WRITTEN REQUEST: Reproduce each record below exactly as written.

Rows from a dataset
◆ ◆ ◆ ◆ ◆ ◆ ◆

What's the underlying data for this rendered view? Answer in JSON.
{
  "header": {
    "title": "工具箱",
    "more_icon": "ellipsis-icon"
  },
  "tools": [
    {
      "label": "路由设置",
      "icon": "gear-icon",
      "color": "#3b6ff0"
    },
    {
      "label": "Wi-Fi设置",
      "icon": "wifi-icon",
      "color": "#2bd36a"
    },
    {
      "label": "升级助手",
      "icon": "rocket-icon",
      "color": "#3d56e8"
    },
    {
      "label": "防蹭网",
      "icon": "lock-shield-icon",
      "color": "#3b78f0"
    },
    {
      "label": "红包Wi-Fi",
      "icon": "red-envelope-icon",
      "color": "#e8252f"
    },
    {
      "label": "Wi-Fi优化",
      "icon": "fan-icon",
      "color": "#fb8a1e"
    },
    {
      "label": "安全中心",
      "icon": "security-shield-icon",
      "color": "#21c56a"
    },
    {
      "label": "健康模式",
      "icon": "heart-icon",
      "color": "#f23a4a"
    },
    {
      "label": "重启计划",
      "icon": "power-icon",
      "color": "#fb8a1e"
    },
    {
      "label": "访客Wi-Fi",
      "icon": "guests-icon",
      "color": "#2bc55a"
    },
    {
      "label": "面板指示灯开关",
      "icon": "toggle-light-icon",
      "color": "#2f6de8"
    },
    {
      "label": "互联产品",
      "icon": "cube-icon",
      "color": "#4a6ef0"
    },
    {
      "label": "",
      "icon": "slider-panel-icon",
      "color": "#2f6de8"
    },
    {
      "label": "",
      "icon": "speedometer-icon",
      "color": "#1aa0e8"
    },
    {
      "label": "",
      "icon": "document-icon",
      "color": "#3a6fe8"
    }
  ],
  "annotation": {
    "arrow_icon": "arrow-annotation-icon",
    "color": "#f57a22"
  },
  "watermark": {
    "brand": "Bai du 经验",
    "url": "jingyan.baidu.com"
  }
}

◆ ◆ ◆ ◆ ◆ ◆ ◆

COMPLETED EXERCISE:
What's the underlying data for this rendered view? Answer in JSON.
{
  "header": {
    "title": "工具箱",
    "more_icon": "ellipsis-icon"
  },
  "tools": [
    {
      "label": "路由设置",
      "icon": "gear-icon",
      "color": "#3b6ff0"
    },
    {
      "label": "Wi-Fi设置",
      "icon": "wifi-icon",
      "color": "#2bd36a"
    },
    {
      "label": "升级助手",
      "icon": "rocket-icon",
      "color": "#3d56e8"
    },
    {
      "label": "防蹭网",
      "icon": "lock-shield-icon",
      "color": "#3b78f0"
    },
    {
      "label": "红包Wi-Fi",
      "icon": "red-envelope-icon",
      "color": "#e8252f"
    },
    {
      "label": "Wi-Fi优化",
      "icon": "fan-icon",
      "color": "#fb8a1e"
    },
    {
      "label": "安全中心",
      "icon": "security-shield-icon",
      "color": "#21c56a"
    },
    {
      "label": "健康模式",
      "icon": "heart-icon",
      "color": "#f23a4a"
    },
    {
      "label": "重启计划",
      "icon": "power-icon",
      "color": "#fb8a1e"
    },
    {
      "label": "访客Wi-Fi",
      "icon": "guests-icon",
      "color": "#2bc55a"
    },
    {
      "label": "面板指示灯开关",
      "icon": "toggle-light-icon",
      "color": "#2f6de8"
    },
    {
      "label": "互联产品",
      "icon": "cube-icon",
      "color": "#4a6ef0"
    },
    {
      "label": "",
      "icon": "slider-panel-icon",
      "color": "#2f6de8"
    },
    {
      "label": "",
      "icon": "speedometer-icon",
      "color": "#1aa0e8"
    },
    {
      "label": "",
      "icon": "document-icon",
      "color": "#3a6fe8"
    }
  ],
  "annotation": {
    "arrow_icon": "arrow-annotation-icon",
    "color": "#f57a22"
  },
  "watermark": {
    "brand": "Bai du 经验",
    "url": "jingyan.baidu.com"
  }
}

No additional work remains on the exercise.